--- TASK TO CARRY OUT ---
Starting with the line that contains "Extract all readable text from this page.", set down each line through the end of the entries below, exactly and with nothing added.

--- EXERCISE MATERIAL ---
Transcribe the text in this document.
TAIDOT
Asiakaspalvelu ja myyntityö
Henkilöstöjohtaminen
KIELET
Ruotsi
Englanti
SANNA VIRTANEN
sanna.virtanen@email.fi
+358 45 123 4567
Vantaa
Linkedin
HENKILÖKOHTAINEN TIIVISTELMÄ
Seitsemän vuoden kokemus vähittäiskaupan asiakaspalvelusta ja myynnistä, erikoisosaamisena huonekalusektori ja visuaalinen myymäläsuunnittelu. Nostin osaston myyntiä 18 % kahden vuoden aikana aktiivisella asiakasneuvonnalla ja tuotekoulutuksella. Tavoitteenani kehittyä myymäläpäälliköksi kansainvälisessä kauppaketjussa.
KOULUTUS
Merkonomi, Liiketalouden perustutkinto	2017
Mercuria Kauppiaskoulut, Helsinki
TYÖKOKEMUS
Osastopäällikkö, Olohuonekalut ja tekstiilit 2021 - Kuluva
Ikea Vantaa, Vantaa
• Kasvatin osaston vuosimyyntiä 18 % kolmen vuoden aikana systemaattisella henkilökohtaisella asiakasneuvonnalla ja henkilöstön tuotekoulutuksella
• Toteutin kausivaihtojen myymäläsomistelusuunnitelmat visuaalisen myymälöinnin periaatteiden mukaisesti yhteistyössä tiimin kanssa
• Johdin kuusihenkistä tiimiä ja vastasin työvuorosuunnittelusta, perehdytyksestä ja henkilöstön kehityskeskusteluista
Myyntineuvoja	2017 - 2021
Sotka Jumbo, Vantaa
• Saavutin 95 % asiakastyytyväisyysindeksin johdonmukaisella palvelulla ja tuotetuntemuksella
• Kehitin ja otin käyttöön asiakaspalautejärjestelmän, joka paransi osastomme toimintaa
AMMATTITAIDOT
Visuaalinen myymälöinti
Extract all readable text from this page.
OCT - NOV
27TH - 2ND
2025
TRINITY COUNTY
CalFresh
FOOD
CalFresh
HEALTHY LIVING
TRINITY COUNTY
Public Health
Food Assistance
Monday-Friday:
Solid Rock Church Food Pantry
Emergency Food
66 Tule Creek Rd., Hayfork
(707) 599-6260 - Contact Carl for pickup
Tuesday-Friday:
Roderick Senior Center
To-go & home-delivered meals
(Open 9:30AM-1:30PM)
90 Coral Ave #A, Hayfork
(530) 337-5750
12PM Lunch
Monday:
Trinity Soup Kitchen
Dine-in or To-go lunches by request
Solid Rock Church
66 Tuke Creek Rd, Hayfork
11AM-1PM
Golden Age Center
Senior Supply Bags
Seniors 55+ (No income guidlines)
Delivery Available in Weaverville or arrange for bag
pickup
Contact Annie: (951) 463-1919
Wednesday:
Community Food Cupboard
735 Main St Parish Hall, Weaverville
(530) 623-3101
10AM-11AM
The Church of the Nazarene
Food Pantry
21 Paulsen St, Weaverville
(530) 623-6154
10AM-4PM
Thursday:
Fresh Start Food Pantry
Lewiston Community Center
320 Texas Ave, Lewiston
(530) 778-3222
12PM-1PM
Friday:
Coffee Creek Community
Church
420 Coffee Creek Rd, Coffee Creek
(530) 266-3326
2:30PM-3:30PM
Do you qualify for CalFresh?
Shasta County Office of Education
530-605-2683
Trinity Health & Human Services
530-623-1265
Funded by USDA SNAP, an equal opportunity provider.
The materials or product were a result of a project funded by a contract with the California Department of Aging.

--- SOLUTION TO THIS EXERCISE ---
Extract all readable text from this page.
OCT - NOV
27TH - 2ND
2025
TRINITY COUNTY
CalFresh
FOOD
CalFresh
HEALTHY LIVING
TRINITY COUNTY
Public Health
Food Assistance
Monday-Friday:
Solid Rock Church Food Pantry
Emergency Food
66 Tule Creek Rd., Hayfork
(707) 599-6260 - Contact Carl for pickup
Tuesday-Friday:
Roderick Senior Center
To-go & home-delivered meals
(Open 9:30AM-1:30PM)
90 Coral Ave #A, Hayfork
(530) 337-5750
12PM Lunch
Monday:
Trinity Soup Kitchen
Dine-in or To-go lunches by request
Solid Rock Church
66 Tuke Creek Rd, Hayfork
11AM-1PM
Golden Age Center
Senior Supply Bags
Seniors 55+ (No income guidlines)
Delivery Available in Weaverville or arrange for bag
pickup
Contact Annie: (951) 463-1919
Wednesday:
Community Food Cupboard
735 Main St Parish Hall, Weaverville
(530) 623-3101
10AM-11AM
The Church of the Nazarene
Food Pantry
21 Paulsen St, Weaverville
(530) 623-6154
10AM-4PM
Thursday:
Fresh Start Food Pantry
Lewiston Community Center
320 Texas Ave, Lewiston
(530) 778-3222
12PM-1PM
Friday:
Coffee Creek Community
Church
420 Coffee Creek Rd, Coffee Creek
(530) 266-3326
2:30PM-3:30PM
Do you qualify for CalFresh?
Shasta County Office of Education
530-605-2683
Trinity Health & Human Services
530-623-1265
Funded by USDA SNAP, an equal opportunity provider.
The materials or product were a result of a project funded by a contract with the California Department of Aging.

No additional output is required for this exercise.